* _REQUEST_
Extract, verbatim, all lines starting at the one containing "Output a JSON" and ending with the final line of the listing, and no others.

Records:
>>>
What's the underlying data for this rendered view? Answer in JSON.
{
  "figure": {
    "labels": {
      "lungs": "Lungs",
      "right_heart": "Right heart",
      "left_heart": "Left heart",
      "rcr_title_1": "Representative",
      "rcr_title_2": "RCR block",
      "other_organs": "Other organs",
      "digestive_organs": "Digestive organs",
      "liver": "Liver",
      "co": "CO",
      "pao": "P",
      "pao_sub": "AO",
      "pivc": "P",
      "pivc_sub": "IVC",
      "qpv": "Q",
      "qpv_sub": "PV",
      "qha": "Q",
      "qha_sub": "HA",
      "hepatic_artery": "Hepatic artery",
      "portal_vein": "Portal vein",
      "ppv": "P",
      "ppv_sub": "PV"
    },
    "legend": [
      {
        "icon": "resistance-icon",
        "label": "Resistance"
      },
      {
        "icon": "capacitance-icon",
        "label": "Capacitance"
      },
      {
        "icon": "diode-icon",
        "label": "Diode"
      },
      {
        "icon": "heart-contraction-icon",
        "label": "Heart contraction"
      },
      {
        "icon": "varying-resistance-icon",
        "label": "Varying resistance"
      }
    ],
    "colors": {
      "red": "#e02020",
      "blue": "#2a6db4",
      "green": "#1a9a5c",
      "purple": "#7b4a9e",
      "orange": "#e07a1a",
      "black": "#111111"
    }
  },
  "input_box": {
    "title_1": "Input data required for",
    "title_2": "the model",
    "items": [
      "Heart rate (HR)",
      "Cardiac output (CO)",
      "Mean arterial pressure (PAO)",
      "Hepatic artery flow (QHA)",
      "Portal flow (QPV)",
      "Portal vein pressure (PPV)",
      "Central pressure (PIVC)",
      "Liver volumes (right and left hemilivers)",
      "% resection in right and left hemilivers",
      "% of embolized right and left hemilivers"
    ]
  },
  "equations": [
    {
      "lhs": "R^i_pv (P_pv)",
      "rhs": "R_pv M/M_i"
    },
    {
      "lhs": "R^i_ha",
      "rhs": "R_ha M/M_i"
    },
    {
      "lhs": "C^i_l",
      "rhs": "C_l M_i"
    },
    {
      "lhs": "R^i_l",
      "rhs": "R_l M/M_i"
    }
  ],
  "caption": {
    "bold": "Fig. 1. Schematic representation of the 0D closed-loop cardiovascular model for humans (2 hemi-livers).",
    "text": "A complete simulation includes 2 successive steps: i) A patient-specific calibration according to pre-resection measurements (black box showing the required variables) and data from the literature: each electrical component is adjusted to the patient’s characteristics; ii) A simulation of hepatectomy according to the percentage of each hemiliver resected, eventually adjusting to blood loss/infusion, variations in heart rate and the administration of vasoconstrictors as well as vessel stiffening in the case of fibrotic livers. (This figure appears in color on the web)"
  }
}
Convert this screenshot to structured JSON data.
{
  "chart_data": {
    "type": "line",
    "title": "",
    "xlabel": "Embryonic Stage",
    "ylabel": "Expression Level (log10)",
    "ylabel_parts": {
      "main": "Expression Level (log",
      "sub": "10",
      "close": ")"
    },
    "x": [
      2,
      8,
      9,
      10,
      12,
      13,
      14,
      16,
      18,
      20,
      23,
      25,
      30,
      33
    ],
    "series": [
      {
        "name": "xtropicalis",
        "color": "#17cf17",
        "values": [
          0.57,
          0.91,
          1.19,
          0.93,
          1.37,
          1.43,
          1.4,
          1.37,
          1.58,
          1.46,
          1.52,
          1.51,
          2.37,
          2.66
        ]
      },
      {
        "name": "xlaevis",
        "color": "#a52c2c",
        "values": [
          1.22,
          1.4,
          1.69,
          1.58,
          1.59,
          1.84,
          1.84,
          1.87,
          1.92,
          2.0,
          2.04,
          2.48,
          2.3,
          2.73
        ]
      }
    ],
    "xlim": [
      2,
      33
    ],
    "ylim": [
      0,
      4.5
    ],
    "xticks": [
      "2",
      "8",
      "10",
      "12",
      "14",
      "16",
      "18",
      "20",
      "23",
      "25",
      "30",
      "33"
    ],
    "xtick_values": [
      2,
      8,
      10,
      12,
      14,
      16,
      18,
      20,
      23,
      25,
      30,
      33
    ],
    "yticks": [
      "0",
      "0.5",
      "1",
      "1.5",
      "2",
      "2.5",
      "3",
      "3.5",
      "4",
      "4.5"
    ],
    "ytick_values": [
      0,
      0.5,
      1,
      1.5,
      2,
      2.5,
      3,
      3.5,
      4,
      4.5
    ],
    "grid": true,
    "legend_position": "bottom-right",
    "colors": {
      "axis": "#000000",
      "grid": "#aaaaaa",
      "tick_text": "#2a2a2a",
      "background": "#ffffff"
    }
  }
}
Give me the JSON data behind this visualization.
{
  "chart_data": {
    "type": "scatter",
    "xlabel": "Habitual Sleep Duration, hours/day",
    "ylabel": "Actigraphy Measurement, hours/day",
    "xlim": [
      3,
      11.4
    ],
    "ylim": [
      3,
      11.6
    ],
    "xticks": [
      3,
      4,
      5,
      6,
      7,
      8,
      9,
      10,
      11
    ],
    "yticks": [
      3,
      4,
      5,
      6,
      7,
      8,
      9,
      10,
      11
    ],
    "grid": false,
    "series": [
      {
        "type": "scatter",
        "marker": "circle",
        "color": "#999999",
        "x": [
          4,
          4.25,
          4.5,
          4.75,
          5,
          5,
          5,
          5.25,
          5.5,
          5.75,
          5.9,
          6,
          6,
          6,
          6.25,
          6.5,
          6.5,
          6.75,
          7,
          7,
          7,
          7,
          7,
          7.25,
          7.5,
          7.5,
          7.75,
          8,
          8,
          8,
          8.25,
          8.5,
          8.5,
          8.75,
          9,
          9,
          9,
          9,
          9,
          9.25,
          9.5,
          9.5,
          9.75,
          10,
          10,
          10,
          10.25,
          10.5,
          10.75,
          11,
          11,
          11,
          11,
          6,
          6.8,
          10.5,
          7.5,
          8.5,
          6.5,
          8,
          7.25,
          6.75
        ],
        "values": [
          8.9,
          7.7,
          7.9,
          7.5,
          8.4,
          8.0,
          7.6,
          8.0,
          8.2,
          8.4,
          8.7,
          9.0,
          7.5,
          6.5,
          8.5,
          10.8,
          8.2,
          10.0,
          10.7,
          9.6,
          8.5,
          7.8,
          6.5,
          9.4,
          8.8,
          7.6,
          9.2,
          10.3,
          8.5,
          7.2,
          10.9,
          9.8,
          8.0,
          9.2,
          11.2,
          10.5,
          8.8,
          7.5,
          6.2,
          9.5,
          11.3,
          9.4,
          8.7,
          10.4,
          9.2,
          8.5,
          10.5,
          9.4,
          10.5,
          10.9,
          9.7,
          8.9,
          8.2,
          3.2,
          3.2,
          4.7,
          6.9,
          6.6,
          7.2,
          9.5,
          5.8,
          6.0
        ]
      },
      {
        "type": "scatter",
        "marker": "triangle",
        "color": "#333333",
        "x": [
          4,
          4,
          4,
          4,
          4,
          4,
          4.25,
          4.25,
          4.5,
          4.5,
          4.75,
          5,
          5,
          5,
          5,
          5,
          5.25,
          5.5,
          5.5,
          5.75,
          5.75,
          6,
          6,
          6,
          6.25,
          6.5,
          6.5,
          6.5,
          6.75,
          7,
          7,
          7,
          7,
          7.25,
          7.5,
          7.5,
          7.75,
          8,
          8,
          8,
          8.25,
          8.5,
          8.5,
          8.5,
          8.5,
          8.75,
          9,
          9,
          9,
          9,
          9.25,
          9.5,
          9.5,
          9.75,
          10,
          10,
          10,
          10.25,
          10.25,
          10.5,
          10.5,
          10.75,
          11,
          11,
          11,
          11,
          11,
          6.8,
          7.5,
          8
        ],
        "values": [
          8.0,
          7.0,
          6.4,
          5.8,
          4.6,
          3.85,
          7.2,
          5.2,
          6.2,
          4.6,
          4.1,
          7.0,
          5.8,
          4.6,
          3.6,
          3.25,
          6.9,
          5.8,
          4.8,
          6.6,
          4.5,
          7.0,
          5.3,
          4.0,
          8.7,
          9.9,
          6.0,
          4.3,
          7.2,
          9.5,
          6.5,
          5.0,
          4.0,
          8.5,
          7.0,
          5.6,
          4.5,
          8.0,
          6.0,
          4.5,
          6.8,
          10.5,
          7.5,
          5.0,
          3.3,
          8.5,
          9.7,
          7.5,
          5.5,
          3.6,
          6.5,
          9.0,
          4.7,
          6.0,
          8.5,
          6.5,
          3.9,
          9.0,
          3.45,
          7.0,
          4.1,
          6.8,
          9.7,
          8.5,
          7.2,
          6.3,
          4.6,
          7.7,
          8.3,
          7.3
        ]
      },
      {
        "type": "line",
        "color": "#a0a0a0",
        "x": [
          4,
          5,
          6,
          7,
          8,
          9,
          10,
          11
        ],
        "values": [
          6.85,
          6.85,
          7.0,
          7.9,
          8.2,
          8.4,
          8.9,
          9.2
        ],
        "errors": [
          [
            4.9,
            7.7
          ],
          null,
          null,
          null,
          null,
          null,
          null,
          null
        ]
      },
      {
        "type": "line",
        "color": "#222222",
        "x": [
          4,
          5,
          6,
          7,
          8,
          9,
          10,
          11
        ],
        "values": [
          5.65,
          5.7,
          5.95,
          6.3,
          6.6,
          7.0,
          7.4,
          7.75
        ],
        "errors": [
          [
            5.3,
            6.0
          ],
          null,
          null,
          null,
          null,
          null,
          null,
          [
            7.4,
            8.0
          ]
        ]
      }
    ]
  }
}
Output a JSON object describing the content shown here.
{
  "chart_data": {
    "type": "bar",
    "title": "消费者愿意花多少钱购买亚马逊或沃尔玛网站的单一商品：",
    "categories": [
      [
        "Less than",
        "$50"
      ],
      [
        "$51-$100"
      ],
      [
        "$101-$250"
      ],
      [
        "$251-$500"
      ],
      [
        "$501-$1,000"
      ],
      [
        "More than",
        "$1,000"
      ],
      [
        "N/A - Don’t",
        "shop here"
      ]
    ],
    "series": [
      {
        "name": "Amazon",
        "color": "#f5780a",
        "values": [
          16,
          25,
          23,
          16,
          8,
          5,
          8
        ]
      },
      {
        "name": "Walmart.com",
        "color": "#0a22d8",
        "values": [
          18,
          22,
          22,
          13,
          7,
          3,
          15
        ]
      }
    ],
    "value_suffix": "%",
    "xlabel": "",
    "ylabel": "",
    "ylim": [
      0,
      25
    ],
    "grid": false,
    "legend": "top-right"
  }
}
<<<
* _PROBLEM SOLUTION_
Output a JSON object describing the content shown here.
{
  "chart_data": {
    "type": "bar",
    "title": "消费者愿意花多少钱购买亚马逊或沃尔玛网站的单一商品：",
    "categories": [
      [
        "Less than",
        "$50"
      ],
      [
        "$51-$100"
      ],
      [
        "$101-$250"
      ],
      [
        "$251-$500"
      ],
      [
        "$501-$1,000"
      ],
      [
        "More than",
        "$1,000"
      ],
      [
        "N/A - Don’t",
        "shop here"
      ]
    ],
    "series": [
      {
        "name": "Amazon",
        "color": "#f5780a",
        "values": [
          16,
          25,
          23,
          16,
          8,
          5,
          8
        ]
      },
      {
        "name": "Walmart.com",
        "color": "#0a22d8",
        "values": [
          18,
          22,
          22,
          13,
          7,
          3,
          15
        ]
      }
    ],
    "value_suffix": "%",
    "xlabel": "",
    "ylabel": "",
    "ylim": [
      0,
      25
    ],
    "grid": false,
    "legend": "top-right"
  }
}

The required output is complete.